## Provided data
Begin

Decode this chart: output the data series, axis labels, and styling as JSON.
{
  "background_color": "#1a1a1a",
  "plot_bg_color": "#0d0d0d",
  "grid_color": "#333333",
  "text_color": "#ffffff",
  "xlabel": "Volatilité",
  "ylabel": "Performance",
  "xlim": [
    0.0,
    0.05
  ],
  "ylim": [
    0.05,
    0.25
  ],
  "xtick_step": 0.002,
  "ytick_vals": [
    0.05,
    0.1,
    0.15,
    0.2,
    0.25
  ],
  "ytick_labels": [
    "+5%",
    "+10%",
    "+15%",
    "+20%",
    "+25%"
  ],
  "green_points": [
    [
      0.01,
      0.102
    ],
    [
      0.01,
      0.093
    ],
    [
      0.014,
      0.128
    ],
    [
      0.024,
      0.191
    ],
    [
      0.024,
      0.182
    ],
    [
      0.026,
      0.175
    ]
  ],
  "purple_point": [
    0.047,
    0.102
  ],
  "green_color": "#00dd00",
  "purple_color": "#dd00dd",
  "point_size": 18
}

End

## Your goal
Write out all records exactly, keeping every detail.

## Complete answer
Decode this chart: output the data series, axis labels, and styling as JSON.
{
  "background_color": "#1a1a1a",
  "plot_bg_color": "#0d0d0d",
  "grid_color": "#333333",
  "text_color": "#ffffff",
  "xlabel": "Volatilité",
  "ylabel": "Performance",
  "xlim": [
    0.0,
    0.05
  ],
  "ylim": [
    0.05,
    0.25
  ],
  "xtick_step": 0.002,
  "ytick_vals": [
    0.05,
    0.1,
    0.15,
    0.2,
    0.25
  ],
  "ytick_labels": [
    "+5%",
    "+10%",
    "+15%",
    "+20%",
    "+25%"
  ],
  "green_points": [
    [
      0.01,
      0.102
    ],
    [
      0.01,
      0.093
    ],
    [
      0.014,
      0.128
    ],
    [
      0.024,
      0.191
    ],
    [
      0.024,
      0.182
    ],
    [
      0.026,
      0.175
    ]
  ],
  "purple_point": [
    0.047,
    0.102
  ],
  "green_color": "#00dd00",
  "purple_color": "#dd00dd",
  "point_size": 18
}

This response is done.